RAW DATA:
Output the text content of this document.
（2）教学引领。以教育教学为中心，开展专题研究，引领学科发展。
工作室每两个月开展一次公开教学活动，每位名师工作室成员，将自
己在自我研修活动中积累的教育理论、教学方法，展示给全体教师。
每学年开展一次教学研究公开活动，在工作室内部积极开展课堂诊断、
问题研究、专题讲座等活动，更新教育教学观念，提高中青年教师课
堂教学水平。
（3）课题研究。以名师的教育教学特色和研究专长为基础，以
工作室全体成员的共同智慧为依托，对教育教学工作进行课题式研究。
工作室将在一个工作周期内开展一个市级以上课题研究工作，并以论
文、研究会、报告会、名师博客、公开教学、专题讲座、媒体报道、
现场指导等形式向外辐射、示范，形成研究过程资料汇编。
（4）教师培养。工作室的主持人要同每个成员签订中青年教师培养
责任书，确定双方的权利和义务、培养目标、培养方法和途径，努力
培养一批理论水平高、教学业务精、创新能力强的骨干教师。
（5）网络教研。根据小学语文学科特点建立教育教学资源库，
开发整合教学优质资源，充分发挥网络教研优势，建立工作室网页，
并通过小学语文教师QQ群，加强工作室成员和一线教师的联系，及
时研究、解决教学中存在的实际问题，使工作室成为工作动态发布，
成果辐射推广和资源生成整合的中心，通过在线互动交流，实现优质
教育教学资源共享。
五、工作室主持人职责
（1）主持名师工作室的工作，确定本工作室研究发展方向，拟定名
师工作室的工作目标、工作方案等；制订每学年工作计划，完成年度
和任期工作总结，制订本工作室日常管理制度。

GIVEN INSTRUCTION: Restate all of the entries exactly, please.

RESULT OF THE EXERCISE:
Output the text content of this document.
（2）教学引领。以教育教学为中心，开展专题研究，引领学科发展。
工作室每两个月开展一次公开教学活动，每位名师工作室成员，将自
己在自我研修活动中积累的教育理论、教学方法，展示给全体教师。
每学年开展一次教学研究公开活动，在工作室内部积极开展课堂诊断、
问题研究、专题讲座等活动，更新教育教学观念，提高中青年教师课
堂教学水平。
（3）课题研究。以名师的教育教学特色和研究专长为基础，以
工作室全体成员的共同智慧为依托，对教育教学工作进行课题式研究。
工作室将在一个工作周期内开展一个市级以上课题研究工作，并以论
文、研究会、报告会、名师博客、公开教学、专题讲座、媒体报道、
现场指导等形式向外辐射、示范，形成研究过程资料汇编。
（4）教师培养。工作室的主持人要同每个成员签订中青年教师培养
责任书，确定双方的权利和义务、培养目标、培养方法和途径，努力
培养一批理论水平高、教学业务精、创新能力强的骨干教师。
（5）网络教研。根据小学语文学科特点建立教育教学资源库，
开发整合教学优质资源，充分发挥网络教研优势，建立工作室网页，
并通过小学语文教师QQ群，加强工作室成员和一线教师的联系，及
时研究、解决教学中存在的实际问题，使工作室成为工作动态发布，
成果辐射推广和资源生成整合的中心，通过在线互动交流，实现优质
教育教学资源共享。
五、工作室主持人职责
（1）主持名师工作室的工作，确定本工作室研究发展方向，拟定名
师工作室的工作目标、工作方案等；制订每学年工作计划，完成年度
和任期工作总结，制订本工作室日常管理制度。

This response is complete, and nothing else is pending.